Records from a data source

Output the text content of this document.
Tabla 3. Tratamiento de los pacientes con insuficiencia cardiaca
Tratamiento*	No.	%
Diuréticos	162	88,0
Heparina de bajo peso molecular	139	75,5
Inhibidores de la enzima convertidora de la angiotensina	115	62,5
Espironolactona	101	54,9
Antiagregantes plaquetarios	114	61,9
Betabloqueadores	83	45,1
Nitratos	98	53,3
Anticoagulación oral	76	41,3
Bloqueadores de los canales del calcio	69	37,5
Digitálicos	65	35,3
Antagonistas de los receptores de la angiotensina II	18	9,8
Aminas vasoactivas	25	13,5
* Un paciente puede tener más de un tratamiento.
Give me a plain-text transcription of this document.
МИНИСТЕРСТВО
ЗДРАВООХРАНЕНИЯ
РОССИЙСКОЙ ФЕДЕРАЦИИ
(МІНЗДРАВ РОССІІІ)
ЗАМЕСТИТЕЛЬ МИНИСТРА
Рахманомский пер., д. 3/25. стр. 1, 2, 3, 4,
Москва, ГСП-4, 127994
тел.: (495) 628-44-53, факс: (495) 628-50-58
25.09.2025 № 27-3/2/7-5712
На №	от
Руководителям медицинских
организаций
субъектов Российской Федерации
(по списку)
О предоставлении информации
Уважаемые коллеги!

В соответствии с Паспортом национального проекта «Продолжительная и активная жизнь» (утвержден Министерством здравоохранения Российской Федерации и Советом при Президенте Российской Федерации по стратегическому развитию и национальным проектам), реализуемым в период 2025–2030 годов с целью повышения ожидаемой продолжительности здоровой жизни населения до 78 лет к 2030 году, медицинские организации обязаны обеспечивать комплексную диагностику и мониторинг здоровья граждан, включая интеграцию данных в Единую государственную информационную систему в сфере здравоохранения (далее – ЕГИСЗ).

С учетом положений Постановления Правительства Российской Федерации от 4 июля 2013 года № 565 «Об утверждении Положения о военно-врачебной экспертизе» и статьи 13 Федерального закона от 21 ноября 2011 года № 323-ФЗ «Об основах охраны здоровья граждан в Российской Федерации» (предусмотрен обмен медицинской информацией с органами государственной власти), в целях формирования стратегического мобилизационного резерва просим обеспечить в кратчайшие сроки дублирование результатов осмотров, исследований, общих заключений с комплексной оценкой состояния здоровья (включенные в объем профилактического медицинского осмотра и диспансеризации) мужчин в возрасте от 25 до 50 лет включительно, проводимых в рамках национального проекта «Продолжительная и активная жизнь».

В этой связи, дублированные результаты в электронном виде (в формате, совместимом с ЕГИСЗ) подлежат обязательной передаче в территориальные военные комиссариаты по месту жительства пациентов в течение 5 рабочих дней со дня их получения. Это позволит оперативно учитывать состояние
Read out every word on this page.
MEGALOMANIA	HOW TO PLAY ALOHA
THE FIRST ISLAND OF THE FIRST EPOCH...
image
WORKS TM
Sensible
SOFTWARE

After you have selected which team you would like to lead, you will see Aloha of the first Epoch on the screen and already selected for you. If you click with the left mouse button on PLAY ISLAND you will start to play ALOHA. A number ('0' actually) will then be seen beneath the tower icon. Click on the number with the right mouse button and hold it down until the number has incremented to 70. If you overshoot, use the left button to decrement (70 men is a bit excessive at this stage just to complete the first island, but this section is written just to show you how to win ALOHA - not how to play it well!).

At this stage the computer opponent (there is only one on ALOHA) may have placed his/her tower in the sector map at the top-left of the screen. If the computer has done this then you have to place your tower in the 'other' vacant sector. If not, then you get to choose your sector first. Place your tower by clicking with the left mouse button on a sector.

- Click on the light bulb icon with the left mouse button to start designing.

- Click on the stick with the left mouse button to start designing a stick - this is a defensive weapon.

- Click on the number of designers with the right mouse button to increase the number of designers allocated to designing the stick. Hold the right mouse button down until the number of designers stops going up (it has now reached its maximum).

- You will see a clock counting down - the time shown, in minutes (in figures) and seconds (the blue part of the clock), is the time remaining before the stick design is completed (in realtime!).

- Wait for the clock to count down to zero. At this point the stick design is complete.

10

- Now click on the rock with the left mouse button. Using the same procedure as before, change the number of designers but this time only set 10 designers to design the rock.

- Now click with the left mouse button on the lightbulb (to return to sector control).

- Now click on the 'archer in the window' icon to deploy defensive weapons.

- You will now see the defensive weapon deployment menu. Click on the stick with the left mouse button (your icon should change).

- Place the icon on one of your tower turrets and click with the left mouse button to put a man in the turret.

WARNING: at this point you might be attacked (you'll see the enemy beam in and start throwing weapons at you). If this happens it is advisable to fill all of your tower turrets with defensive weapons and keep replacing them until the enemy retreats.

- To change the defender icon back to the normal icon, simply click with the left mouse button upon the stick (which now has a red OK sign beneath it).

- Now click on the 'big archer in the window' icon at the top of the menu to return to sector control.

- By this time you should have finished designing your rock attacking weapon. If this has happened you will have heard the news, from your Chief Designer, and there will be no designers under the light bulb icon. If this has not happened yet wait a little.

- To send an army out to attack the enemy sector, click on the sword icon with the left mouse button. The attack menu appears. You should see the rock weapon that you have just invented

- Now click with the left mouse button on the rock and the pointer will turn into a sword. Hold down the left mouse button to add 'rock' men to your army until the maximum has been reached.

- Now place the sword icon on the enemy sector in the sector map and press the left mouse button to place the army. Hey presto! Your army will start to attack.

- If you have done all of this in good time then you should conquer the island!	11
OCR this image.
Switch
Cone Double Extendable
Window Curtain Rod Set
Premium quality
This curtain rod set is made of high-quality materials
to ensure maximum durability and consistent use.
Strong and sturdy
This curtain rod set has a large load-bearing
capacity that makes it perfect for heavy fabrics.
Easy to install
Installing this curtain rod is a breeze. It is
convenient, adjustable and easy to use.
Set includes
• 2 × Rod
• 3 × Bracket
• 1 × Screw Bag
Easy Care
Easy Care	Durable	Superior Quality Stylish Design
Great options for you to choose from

WRITTEN TASK: Everything in the listing above should be restated exactly.

FINISHED TASK:
Output the text content of this document.
Tabla 3. Tratamiento de los pacientes con insuficiencia cardiaca
Tratamiento*	No.	%
Diuréticos	162	88,0
Heparina de bajo peso molecular	139	75,5
Inhibidores de la enzima convertidora de la angiotensina	115	62,5
Espironolactona	101	54,9
Antiagregantes plaquetarios	114	61,9
Betabloqueadores	83	45,1
Nitratos	98	53,3
Anticoagulación oral	76	41,3
Bloqueadores de los canales del calcio	69	37,5
Digitálicos	65	35,3
Antagonistas de los receptores de la angiotensina II	18	9,8
Aminas vasoactivas	25	13,5
* Un paciente puede tener más de un tratamiento.
Give me a plain-text transcription of this document.
МИНИСТЕРСТВО
ЗДРАВООХРАНЕНИЯ
РОССИЙСКОЙ ФЕДЕРАЦИИ
(МІНЗДРАВ РОССІІІ)
ЗАМЕСТИТЕЛЬ МИНИСТРА
Рахманомский пер., д. 3/25. стр. 1, 2, 3, 4,
Москва, ГСП-4, 127994
тел.: (495) 628-44-53, факс: (495) 628-50-58
25.09.2025 № 27-3/2/7-5712
На №	от
Руководителям медицинских
организаций
субъектов Российской Федерации
(по списку)
О предоставлении информации
Уважаемые коллеги!

В соответствии с Паспортом национального проекта «Продолжительная и активная жизнь» (утвержден Министерством здравоохранения Российской Федерации и Советом при Президенте Российской Федерации по стратегическому развитию и национальным проектам), реализуемым в период 2025–2030 годов с целью повышения ожидаемой продолжительности здоровой жизни населения до 78 лет к 2030 году, медицинские организации обязаны обеспечивать комплексную диагностику и мониторинг здоровья граждан, включая интеграцию данных в Единую государственную информационную систему в сфере здравоохранения (далее – ЕГИСЗ).

С учетом положений Постановления Правительства Российской Федерации от 4 июля 2013 года № 565 «Об утверждении Положения о военно-врачебной экспертизе» и статьи 13 Федерального закона от 21 ноября 2011 года № 323-ФЗ «Об основах охраны здоровья граждан в Российской Федерации» (предусмотрен обмен медицинской информацией с органами государственной власти), в целях формирования стратегического мобилизационного резерва просим обеспечить в кратчайшие сроки дублирование результатов осмотров, исследований, общих заключений с комплексной оценкой состояния здоровья (включенные в объем профилактического медицинского осмотра и диспансеризации) мужчин в возрасте от 25 до 50 лет включительно, проводимых в рамках национального проекта «Продолжительная и активная жизнь».

В этой связи, дублированные результаты в электронном виде (в формате, совместимом с ЕГИСЗ) подлежат обязательной передаче в территориальные военные комиссариаты по месту жительства пациентов в течение 5 рабочих дней со дня их получения. Это позволит оперативно учитывать состояние
Read out every word on this page.
MEGALOMANIA	HOW TO PLAY ALOHA
THE FIRST ISLAND OF THE FIRST EPOCH...
image
WORKS TM
Sensible
SOFTWARE

After you have selected which team you would like to lead, you will see Aloha of the first Epoch on the screen and already selected for you. If you click with the left mouse button on PLAY ISLAND you will start to play ALOHA. A number ('0' actually) will then be seen beneath the tower icon. Click on the number with the right mouse button and hold it down until the number has incremented to 70. If you overshoot, use the left button to decrement (70 men is a bit excessive at this stage just to complete the first island, but this section is written just to show you how to win ALOHA - not how to play it well!).

At this stage the computer opponent (there is only one on ALOHA) may have placed his/her tower in the sector map at the top-left of the screen. If the computer has done this then you have to place your tower in the 'other' vacant sector. If not, then you get to choose your sector first. Place your tower by clicking with the left mouse button on a sector.

- Click on the light bulb icon with the left mouse button to start designing.

- Click on the stick with the left mouse button to start designing a stick - this is a defensive weapon.

- Click on the number of designers with the right mouse button to increase the number of designers allocated to designing the stick. Hold the right mouse button down until the number of designers stops going up (it has now reached its maximum).

- You will see a clock counting down - the time shown, in minutes (in figures) and seconds (the blue part of the clock), is the time remaining before the stick design is completed (in realtime!).

- Wait for the clock to count down to zero. At this point the stick design is complete.

10

- Now click on the rock with the left mouse button. Using the same procedure as before, change the number of designers but this time only set 10 designers to design the rock.

- Now click with the left mouse button on the lightbulb (to return to sector control).

- Now click on the 'archer in the window' icon to deploy defensive weapons.

- You will now see the defensive weapon deployment menu. Click on the stick with the left mouse button (your icon should change).

- Place the icon on one of your tower turrets and click with the left mouse button to put a man in the turret.

WARNING: at this point you might be attacked (you'll see the enemy beam in and start throwing weapons at you). If this happens it is advisable to fill all of your tower turrets with defensive weapons and keep replacing them until the enemy retreats.

- To change the defender icon back to the normal icon, simply click with the left mouse button upon the stick (which now has a red OK sign beneath it).

- Now click on the 'big archer in the window' icon at the top of the menu to return to sector control.

- By this time you should have finished designing your rock attacking weapon. If this has happened you will have heard the news, from your Chief Designer, and there will be no designers under the light bulb icon. If this has not happened yet wait a little.

- To send an army out to attack the enemy sector, click on the sword icon with the left mouse button. The attack menu appears. You should see the rock weapon that you have just invented

- Now click with the left mouse button on the rock and the pointer will turn into a sword. Hold down the left mouse button to add 'rock' men to your army until the maximum has been reached.

- Now place the sword icon on the enemy sector in the sector map and press the left mouse button to place the army. Hey presto! Your army will start to attack.

- If you have done all of this in good time then you should conquer the island!	11
OCR this image.
Switch
Cone Double Extendable
Window Curtain Rod Set
Premium quality
This curtain rod set is made of high-quality materials
to ensure maximum durability and consistent use.
Strong and sturdy
This curtain rod set has a large load-bearing
capacity that makes it perfect for heavy fabrics.
Easy to install
Installing this curtain rod is a breeze. It is
convenient, adjustable and easy to use.
Set includes
• 2 × Rod
• 3 × Bracket
• 1 × Screw Bag
Easy Care
Easy Care	Durable	Superior Quality Stylish Design
Great options for you to choose from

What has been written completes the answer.